AIM OF THE EXERCISE:
Reply only with how many lines contain the word "资料来源".

— Start of EXERCISE DATA —

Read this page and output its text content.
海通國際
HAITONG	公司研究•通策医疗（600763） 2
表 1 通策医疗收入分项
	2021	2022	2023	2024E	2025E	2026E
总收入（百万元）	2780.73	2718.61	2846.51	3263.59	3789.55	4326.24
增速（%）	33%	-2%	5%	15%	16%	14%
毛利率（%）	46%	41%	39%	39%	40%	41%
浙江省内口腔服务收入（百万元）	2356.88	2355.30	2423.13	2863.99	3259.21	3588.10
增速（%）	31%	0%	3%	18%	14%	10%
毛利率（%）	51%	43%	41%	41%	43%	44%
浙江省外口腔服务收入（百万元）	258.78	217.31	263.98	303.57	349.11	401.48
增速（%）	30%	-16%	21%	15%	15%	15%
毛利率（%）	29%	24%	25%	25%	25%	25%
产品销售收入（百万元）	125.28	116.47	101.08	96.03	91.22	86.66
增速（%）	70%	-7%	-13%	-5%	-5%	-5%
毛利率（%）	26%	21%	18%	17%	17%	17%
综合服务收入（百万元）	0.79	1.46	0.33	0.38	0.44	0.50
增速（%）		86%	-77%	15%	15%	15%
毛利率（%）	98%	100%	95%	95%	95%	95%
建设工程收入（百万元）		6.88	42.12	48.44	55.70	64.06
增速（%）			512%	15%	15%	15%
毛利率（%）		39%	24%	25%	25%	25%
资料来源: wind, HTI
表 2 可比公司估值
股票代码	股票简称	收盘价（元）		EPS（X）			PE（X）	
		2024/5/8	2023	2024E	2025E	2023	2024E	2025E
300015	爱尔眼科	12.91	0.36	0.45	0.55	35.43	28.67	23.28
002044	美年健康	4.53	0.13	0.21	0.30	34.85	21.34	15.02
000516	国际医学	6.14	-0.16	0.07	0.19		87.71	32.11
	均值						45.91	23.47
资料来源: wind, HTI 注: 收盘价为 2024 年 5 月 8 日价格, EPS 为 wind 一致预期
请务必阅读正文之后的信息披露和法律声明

— End of EXERCISE DATA —

WORKED SOLUTION:
2